EXERCISE MATERIAL:

□ □ □ □ □ □ □

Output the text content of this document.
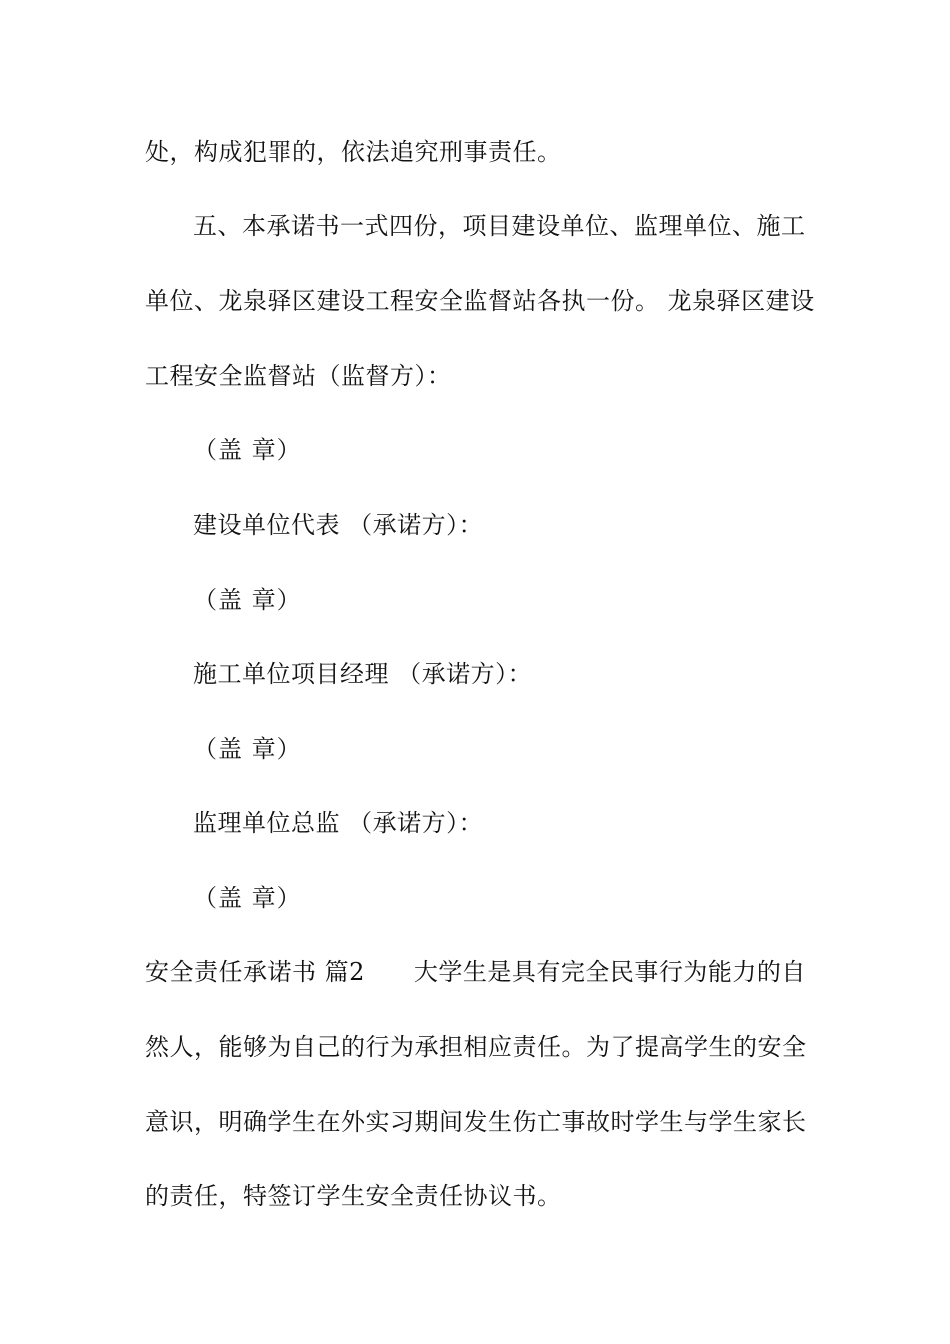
处，构成犯罪的，依法追究刑事责任。
五、本承诺书一式四份，项目建设单位、监理单位、施工
单位、龙泉驿区建设工程安全监督站各执一份。 龙泉驿区建设
工程安全监督站（监督方）：
（盖 章）
建设单位代表 （承诺方）：
（盖 章）
施工单位项目经理 （承诺方）：
（盖 章）
监理单位总监 （承诺方）：
（盖 章）
安全责任承诺书 篇2　　大学生是具有完全民事行为能力的自
然人，能够为自己的行为承担相应责任。为了提高学生的安全
意识，明确学生在外实习期间发生伤亡事故时学生与学生家长
的责任，特签订学生安全责任协议书。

□ □ □ □ □ □ □

PROMPT: Without including the pictures, return each record above exactly as it stands.

OUTPUT BELOW:
Output the text content of this document.
处，构成犯罪的，依法追究刑事责任。
五、本承诺书一式四份，项目建设单位、监理单位、施工
单位、龙泉驿区建设工程安全监督站各执一份。 龙泉驿区建设
工程安全监督站（监督方）：
（盖 章）
建设单位代表 （承诺方）：
（盖 章）
施工单位项目经理 （承诺方）：
（盖 章）
监理单位总监 （承诺方）：
（盖 章）
安全责任承诺书 篇2　　大学生是具有完全民事行为能力的自
然人，能够为自己的行为承担相应责任。为了提高学生的安全
意识，明确学生在外实习期间发生伤亡事故时学生与学生家长
的责任，特签订学生安全责任协议书。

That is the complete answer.